## [SET PROBLEM]
Find how many lines hold the word "Pedometer". Give only the number.

## [DATA LISTING]
□ □ □ □ □ □ □

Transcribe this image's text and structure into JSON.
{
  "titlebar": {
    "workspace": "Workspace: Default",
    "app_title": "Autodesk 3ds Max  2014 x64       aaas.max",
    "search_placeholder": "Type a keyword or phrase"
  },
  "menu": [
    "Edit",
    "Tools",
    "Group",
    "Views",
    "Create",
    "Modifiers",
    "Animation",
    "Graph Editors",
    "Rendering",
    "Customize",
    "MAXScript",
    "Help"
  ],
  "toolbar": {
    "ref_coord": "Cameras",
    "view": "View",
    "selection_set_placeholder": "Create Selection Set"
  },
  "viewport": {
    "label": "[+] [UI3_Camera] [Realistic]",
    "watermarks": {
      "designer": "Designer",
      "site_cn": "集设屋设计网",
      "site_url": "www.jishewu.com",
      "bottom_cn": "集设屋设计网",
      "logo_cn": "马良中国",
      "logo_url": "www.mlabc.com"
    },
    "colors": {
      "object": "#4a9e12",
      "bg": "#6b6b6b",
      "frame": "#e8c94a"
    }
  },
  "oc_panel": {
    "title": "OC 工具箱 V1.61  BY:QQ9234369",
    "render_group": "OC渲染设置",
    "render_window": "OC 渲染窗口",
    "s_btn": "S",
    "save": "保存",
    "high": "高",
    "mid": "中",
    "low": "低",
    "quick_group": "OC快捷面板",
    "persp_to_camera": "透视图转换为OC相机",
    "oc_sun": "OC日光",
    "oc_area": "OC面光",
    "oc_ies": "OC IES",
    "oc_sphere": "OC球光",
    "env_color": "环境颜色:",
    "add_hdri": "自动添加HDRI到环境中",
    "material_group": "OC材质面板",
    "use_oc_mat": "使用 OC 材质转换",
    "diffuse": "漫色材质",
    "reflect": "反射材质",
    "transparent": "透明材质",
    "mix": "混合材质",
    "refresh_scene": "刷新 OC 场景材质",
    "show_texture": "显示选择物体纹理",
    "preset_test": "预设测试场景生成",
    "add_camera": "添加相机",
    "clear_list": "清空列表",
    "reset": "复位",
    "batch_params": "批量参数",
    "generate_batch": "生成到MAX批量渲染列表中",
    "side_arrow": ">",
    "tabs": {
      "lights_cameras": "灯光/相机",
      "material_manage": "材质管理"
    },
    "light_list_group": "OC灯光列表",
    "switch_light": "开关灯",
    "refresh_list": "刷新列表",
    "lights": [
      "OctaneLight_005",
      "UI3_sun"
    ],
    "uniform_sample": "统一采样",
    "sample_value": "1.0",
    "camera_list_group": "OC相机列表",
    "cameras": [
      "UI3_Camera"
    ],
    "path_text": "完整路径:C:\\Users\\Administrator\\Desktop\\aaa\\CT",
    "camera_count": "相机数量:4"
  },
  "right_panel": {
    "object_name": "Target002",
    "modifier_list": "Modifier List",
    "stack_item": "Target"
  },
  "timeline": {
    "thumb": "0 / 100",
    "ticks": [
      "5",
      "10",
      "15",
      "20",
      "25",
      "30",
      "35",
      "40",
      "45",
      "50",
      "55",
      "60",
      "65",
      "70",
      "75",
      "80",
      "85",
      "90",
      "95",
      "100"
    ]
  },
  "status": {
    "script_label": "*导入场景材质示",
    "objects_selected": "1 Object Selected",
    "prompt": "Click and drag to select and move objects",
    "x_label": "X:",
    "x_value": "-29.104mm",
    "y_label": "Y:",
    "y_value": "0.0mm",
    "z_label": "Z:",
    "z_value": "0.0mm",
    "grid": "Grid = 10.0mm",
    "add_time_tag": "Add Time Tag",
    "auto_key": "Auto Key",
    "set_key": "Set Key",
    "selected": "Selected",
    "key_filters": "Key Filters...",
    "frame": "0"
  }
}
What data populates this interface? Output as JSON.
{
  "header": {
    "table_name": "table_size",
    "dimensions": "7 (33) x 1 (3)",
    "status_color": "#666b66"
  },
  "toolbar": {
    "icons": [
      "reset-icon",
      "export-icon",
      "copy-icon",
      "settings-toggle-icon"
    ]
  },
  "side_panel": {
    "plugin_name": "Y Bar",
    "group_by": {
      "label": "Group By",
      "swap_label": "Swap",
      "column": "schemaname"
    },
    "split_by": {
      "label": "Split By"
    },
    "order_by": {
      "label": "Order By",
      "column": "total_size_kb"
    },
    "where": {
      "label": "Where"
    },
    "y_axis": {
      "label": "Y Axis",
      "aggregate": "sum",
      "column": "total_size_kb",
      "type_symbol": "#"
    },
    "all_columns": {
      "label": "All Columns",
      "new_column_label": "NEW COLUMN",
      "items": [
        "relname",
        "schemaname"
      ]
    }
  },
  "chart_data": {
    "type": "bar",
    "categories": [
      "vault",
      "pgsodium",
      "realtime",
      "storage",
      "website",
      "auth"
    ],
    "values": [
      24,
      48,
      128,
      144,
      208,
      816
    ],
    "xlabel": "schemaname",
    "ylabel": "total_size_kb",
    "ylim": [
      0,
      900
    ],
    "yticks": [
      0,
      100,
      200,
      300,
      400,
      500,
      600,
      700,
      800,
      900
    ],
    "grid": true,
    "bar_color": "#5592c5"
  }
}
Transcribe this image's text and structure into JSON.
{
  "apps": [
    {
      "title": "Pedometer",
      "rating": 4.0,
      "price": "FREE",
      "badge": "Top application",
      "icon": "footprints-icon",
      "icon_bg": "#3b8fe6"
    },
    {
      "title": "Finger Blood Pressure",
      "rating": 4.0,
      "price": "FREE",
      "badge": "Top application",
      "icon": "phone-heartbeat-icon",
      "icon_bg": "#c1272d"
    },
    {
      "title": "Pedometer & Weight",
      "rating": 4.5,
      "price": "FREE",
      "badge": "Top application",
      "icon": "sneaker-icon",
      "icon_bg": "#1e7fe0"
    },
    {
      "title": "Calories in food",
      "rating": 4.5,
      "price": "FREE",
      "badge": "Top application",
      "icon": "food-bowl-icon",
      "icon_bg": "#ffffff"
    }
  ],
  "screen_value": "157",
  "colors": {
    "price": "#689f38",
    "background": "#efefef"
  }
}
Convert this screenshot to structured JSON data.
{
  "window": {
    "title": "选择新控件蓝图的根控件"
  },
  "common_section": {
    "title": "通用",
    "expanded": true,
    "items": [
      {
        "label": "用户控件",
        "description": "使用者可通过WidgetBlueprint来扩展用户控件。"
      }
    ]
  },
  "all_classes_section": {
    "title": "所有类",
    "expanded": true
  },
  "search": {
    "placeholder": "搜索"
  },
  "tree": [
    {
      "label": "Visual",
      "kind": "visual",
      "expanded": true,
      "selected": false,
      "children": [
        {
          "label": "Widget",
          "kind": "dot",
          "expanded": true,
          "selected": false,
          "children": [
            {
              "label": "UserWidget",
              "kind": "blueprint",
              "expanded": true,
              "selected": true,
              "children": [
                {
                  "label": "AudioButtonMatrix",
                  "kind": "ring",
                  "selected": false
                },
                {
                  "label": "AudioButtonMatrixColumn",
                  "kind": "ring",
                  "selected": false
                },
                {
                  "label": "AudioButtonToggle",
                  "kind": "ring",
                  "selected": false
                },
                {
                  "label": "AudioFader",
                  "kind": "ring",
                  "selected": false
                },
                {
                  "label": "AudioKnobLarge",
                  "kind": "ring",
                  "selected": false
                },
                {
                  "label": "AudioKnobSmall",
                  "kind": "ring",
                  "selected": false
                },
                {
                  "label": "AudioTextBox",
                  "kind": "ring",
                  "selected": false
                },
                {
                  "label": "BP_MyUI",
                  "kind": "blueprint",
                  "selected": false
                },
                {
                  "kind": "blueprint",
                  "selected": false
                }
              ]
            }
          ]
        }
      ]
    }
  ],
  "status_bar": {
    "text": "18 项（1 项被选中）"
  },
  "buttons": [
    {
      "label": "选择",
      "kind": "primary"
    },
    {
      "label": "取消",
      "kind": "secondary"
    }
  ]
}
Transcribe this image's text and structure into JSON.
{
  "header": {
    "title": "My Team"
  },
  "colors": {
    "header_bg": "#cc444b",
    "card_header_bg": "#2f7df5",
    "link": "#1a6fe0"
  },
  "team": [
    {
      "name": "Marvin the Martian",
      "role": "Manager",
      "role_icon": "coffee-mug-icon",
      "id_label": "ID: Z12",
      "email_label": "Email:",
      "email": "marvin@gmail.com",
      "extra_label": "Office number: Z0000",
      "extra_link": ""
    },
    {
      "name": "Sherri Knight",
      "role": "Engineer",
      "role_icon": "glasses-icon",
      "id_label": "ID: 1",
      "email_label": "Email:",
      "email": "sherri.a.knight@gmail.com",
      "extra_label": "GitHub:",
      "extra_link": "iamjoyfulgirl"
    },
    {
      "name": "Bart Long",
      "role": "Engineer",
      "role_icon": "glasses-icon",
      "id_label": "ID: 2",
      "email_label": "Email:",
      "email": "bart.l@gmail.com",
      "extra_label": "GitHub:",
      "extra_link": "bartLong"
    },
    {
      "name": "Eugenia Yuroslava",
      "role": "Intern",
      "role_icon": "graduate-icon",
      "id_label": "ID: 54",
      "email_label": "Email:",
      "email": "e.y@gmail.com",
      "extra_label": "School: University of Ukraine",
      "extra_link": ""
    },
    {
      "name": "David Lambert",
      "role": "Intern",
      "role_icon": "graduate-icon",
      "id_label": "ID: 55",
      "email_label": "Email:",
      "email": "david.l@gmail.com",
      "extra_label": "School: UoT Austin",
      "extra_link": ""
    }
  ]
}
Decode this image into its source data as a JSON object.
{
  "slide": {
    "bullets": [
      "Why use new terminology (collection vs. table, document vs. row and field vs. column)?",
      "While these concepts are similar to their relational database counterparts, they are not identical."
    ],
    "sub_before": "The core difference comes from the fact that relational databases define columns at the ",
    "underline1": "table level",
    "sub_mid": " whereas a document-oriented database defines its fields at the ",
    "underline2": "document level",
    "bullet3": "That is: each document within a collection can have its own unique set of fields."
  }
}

□ □ □ □ □ □ □

## [ANSWER TO THE PROBLEM]
2